— start RECORD EXCERPTS —

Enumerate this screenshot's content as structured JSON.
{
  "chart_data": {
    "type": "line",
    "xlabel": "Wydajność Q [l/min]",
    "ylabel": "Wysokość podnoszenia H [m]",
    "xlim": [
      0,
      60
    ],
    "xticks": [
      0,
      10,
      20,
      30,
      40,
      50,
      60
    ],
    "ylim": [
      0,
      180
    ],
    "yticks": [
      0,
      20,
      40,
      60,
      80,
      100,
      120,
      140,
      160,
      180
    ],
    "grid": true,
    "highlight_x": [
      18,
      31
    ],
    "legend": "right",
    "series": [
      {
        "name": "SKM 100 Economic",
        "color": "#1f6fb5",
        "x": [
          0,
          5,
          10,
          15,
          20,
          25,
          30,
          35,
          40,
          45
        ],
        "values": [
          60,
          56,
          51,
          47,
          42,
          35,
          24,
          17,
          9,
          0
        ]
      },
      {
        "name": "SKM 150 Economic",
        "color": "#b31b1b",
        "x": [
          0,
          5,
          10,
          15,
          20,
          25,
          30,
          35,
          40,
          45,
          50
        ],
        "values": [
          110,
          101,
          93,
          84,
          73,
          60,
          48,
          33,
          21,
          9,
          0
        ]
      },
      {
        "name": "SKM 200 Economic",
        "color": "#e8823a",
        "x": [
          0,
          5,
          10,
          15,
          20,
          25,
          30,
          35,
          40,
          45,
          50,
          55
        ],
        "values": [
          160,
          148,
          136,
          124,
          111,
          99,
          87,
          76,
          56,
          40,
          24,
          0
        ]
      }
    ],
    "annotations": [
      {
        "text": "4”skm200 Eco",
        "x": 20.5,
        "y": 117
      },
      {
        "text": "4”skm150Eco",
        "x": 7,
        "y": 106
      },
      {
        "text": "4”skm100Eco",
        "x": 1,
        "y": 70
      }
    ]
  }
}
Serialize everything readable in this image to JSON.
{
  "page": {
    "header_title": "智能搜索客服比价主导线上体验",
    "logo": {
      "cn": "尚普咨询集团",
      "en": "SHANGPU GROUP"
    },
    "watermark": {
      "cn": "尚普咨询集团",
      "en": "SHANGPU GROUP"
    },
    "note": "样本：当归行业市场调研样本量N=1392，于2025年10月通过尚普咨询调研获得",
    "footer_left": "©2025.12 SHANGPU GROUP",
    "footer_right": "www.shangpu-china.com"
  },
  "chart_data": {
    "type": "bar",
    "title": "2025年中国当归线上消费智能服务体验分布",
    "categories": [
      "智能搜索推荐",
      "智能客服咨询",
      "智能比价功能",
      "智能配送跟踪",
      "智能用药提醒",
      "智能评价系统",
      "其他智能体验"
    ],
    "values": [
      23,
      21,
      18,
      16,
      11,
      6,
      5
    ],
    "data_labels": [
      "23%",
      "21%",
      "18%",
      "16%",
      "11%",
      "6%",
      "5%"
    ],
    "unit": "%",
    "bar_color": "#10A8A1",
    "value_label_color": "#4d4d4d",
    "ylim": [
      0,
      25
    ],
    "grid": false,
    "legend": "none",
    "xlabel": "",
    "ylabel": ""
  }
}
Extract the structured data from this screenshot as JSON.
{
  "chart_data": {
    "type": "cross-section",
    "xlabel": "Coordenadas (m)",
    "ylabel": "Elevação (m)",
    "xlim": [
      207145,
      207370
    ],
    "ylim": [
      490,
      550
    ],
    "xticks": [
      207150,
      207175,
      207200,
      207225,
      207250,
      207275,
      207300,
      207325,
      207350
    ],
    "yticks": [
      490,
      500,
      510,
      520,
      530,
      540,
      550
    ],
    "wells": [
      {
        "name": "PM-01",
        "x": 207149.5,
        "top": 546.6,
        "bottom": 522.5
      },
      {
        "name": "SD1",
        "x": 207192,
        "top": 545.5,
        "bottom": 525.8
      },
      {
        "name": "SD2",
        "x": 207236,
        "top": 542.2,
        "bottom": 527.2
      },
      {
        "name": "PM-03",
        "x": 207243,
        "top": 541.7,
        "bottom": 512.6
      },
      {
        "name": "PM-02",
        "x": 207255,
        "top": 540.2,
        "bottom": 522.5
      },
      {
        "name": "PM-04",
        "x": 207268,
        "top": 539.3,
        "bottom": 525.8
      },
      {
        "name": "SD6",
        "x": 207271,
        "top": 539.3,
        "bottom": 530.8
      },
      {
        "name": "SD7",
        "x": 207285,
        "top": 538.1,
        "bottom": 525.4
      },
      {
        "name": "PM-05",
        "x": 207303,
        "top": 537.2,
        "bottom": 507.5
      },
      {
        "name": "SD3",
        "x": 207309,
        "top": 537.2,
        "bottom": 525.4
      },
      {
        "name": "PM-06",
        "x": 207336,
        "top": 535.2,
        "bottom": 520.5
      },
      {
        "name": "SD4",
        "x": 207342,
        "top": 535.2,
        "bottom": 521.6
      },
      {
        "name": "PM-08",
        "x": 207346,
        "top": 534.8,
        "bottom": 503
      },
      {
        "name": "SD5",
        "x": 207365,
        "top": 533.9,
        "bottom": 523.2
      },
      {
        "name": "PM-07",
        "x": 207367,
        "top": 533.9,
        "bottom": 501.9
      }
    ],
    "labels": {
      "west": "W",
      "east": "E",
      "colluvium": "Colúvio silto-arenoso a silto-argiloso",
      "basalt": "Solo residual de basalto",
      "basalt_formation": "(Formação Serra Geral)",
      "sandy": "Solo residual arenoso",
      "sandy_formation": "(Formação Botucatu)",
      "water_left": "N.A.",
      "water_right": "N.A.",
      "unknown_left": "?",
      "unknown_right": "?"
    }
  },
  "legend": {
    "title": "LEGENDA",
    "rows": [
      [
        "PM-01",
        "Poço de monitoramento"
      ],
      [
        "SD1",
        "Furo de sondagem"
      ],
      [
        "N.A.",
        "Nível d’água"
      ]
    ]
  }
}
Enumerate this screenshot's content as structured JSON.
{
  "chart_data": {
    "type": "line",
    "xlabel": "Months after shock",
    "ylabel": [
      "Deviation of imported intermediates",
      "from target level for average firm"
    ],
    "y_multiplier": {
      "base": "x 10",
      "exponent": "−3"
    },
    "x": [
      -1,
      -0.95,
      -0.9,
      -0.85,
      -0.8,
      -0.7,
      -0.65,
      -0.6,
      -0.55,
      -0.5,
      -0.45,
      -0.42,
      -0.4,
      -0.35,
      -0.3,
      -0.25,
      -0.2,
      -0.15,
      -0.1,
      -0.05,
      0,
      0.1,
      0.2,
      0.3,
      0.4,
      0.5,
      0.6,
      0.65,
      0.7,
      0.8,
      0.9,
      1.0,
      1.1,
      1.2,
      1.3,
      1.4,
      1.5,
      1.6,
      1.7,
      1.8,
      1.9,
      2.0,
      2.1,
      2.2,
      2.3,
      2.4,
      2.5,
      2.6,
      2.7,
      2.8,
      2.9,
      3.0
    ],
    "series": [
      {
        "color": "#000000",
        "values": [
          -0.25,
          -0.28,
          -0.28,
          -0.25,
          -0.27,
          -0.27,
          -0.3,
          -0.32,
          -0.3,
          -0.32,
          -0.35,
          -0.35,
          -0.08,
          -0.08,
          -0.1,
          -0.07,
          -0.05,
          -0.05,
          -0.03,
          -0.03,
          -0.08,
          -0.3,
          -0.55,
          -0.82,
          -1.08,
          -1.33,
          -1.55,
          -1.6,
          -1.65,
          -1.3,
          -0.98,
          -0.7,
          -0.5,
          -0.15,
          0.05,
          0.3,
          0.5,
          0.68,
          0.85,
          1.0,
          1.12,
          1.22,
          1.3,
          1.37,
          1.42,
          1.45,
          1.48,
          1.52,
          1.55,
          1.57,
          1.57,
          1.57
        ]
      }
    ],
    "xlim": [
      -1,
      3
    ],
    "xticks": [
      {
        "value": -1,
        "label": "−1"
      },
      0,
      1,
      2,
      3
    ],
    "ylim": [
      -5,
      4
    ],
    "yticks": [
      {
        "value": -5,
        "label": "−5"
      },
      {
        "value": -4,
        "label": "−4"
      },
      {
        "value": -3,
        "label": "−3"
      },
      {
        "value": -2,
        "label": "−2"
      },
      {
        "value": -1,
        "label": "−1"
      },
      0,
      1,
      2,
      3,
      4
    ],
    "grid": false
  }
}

— end RECORD EXCERPTS —

Look through the entries above and report each line where the string "text" occurs.

        "text": "4”skm200 Eco",
        "text": "4”skm150Eco",
        "text": "4”skm100Eco",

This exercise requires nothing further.